* _Work required_: All the data must come back unchanged, except that pictures are left out.

(Figure record extracts)
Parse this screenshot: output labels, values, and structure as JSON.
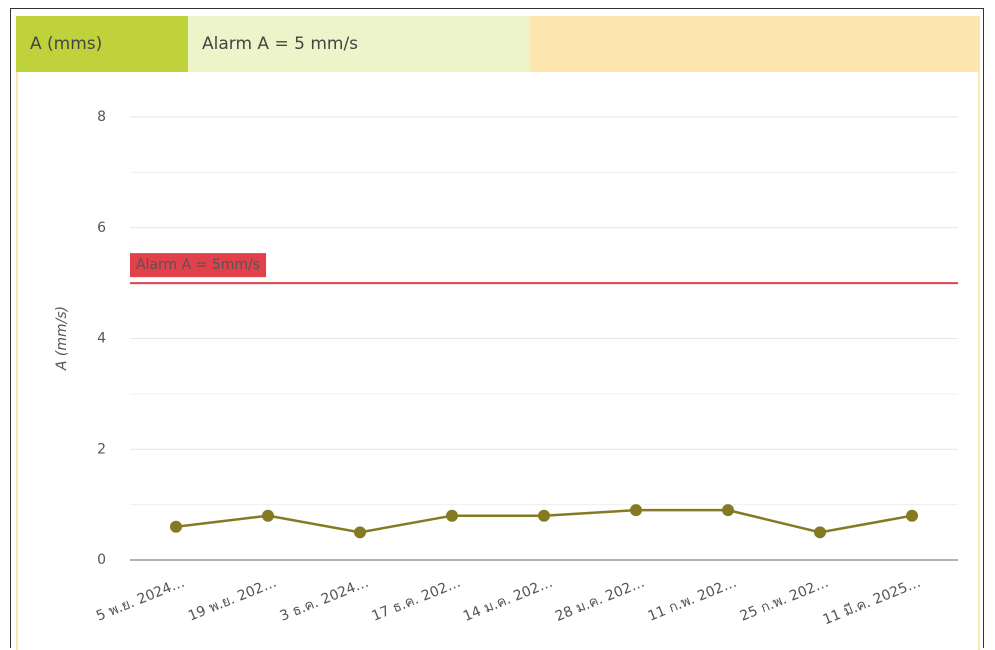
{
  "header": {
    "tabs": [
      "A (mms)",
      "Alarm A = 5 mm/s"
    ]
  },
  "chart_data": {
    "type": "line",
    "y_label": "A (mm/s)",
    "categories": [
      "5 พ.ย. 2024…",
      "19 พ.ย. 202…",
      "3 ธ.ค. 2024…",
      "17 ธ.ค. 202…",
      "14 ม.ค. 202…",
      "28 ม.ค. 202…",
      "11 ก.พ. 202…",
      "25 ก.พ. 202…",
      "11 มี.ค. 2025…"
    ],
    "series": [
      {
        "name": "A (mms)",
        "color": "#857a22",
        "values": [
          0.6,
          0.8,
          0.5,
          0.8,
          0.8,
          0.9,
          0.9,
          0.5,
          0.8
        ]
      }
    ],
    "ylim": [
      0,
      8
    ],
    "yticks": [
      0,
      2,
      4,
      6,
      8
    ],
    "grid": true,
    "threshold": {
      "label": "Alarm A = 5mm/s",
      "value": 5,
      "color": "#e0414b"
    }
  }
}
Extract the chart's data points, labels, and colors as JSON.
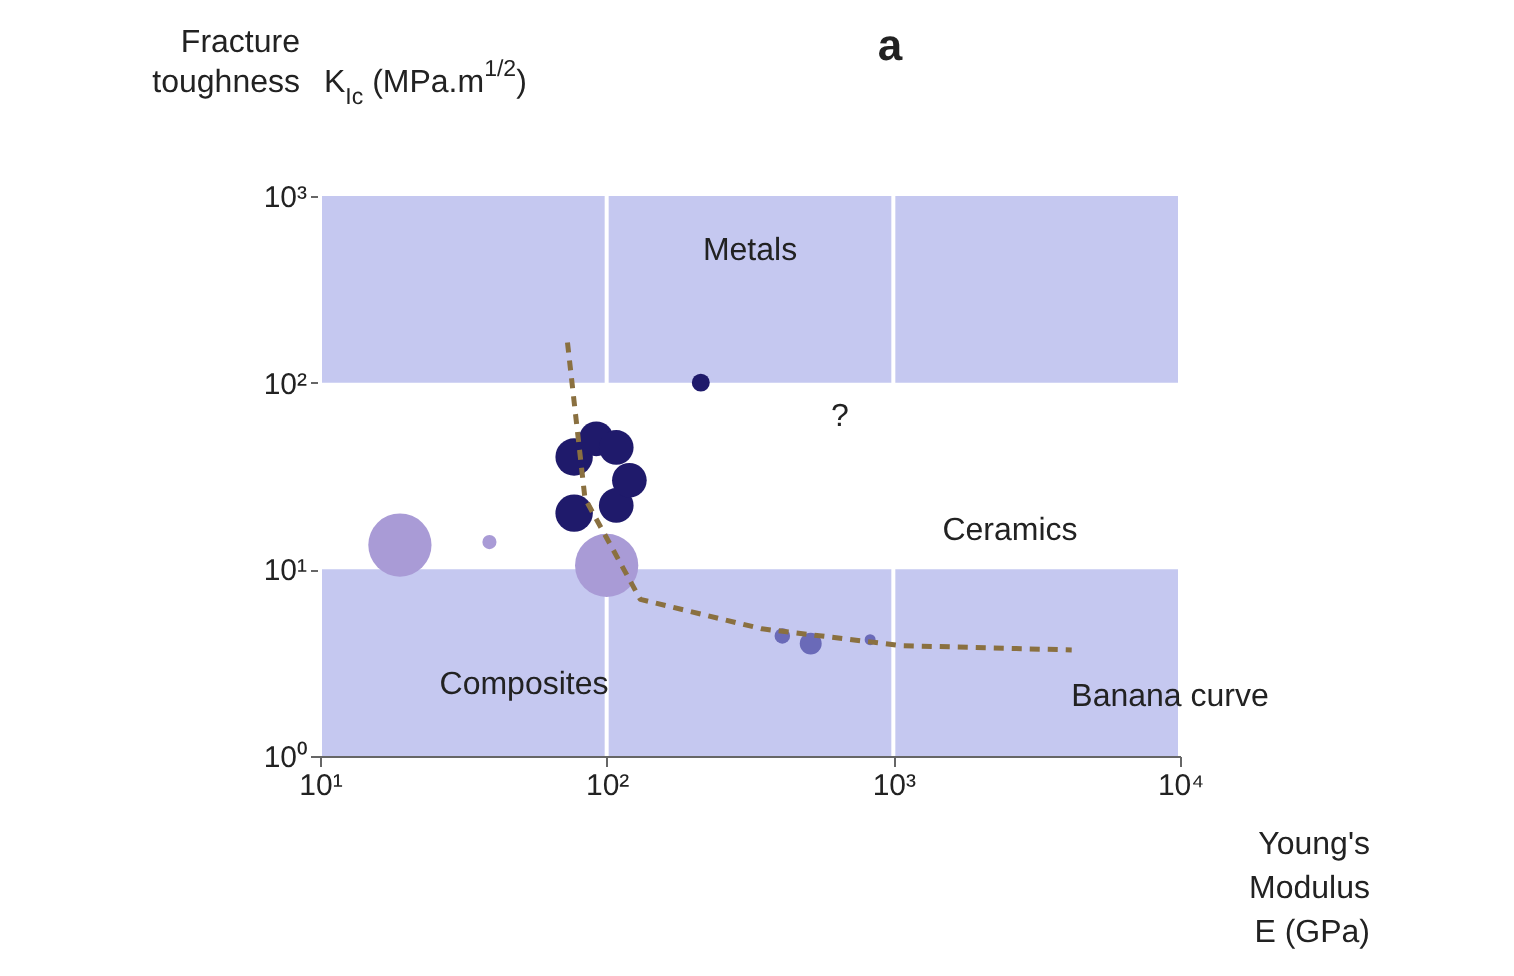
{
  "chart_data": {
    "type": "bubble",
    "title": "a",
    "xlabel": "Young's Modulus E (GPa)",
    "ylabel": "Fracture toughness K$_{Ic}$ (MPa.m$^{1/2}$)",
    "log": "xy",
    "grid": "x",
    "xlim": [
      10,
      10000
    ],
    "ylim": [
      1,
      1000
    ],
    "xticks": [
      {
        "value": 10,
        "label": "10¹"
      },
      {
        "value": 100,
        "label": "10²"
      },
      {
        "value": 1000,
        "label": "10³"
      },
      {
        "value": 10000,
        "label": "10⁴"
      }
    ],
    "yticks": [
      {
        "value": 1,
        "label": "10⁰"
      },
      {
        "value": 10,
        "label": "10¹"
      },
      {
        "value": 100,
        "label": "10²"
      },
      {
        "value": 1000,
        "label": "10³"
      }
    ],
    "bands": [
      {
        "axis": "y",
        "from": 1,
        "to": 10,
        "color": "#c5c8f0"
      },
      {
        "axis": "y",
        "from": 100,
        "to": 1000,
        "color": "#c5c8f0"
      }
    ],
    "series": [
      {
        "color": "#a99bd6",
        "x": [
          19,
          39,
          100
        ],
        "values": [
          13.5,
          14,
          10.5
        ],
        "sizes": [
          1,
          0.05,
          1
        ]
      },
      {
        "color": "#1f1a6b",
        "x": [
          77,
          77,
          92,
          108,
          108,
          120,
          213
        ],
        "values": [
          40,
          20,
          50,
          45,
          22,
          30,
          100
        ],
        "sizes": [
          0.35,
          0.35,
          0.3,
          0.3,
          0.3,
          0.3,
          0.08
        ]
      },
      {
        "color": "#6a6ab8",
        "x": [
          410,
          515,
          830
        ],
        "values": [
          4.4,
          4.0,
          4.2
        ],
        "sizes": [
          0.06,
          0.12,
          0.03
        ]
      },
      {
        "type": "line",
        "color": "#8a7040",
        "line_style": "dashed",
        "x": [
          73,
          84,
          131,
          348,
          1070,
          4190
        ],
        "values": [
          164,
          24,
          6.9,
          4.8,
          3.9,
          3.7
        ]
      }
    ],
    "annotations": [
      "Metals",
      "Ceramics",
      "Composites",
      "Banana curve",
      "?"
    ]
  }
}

* _Written solution_:
Parse this screenshot: output labels, values, and structure as JSON.
{
  "header": {
    "tabs": [
      "A (mms)",
      "Alarm A = 5 mm/s"
    ]
  },
  "chart_data": {
    "type": "line",
    "y_label": "A (mm/s)",
    "categories": [
      "5 พ.ย. 2024…",
      "19 พ.ย. 202…",
      "3 ธ.ค. 2024…",
      "17 ธ.ค. 202…",
      "14 ม.ค. 202…",
      "28 ม.ค. 202…",
      "11 ก.พ. 202…",
      "25 ก.พ. 202…",
      "11 มี.ค. 2025…"
    ],
    "series": [
      {
        "name": "A (mms)",
        "color": "#857a22",
        "values": [
          0.6,
          0.8,
          0.5,
          0.8,
          0.8,
          0.9,
          0.9,
          0.5,
          0.8
        ]
      }
    ],
    "ylim": [
      0,
      8
    ],
    "yticks": [
      0,
      2,
      4,
      6,
      8
    ],
    "grid": true,
    "threshold": {
      "label": "Alarm A = 5mm/s",
      "value": 5,
      "color": "#e0414b"
    }
  }
}
Extract the chart's data points, labels, and colors as JSON.
{
  "chart_data": {
    "type": "bubble",
    "title": "a",
    "xlabel": "Young's Modulus E (GPa)",
    "ylabel": "Fracture toughness K$_{Ic}$ (MPa.m$^{1/2}$)",
    "log": "xy",
    "grid": "x",
    "xlim": [
      10,
      10000
    ],
    "ylim": [
      1,
      1000
    ],
    "xticks": [
      {
        "value": 10,
        "label": "10¹"
      },
      {
        "value": 100,
        "label": "10²"
      },
      {
        "value": 1000,
        "label": "10³"
      },
      {
        "value": 10000,
        "label": "10⁴"
      }
    ],
    "yticks": [
      {
        "value": 1,
        "label": "10⁰"
      },
      {
        "value": 10,
        "label": "10¹"
      },
      {
        "value": 100,
        "label": "10²"
      },
      {
        "value": 1000,
        "label": "10³"
      }
    ],
    "bands": [
      {
        "axis": "y",
        "from": 1,
        "to": 10,
        "color": "#c5c8f0"
      },
      {
        "axis": "y",
        "from": 100,
        "to": 1000,
        "color": "#c5c8f0"
      }
    ],
    "series": [
      {
        "color": "#a99bd6",
        "x": [
          19,
          39,
          100
        ],
        "values": [
          13.5,
          14,
          10.5
        ],
        "sizes": [
          1,
          0.05,
          1
        ]
      },
      {
        "color": "#1f1a6b",
        "x": [
          77,
          77,
          92,
          108,
          108,
          120,
          213
        ],
        "values": [
          40,
          20,
          50,
          45,
          22,
          30,
          100
        ],
        "sizes": [
          0.35,
          0.35,
          0.3,
          0.3,
          0.3,
          0.3,
          0.08
        ]
      },
      {
        "color": "#6a6ab8",
        "x": [
          410,
          515,
          830
        ],
        "values": [
          4.4,
          4.0,
          4.2
        ],
        "sizes": [
          0.06,
          0.12,
          0.03
        ]
      },
      {
        "type": "line",
        "color": "#8a7040",
        "line_style": "dashed",
        "x": [
          73,
          84,
          131,
          348,
          1070,
          4190
        ],
        "values": [
          164,
          24,
          6.9,
          4.8,
          3.9,
          3.7
        ]
      }
    ],
    "annotations": [
      "Metals",
      "Ceramics",
      "Composites",
      "Banana curve",
      "?"
    ]
  }
}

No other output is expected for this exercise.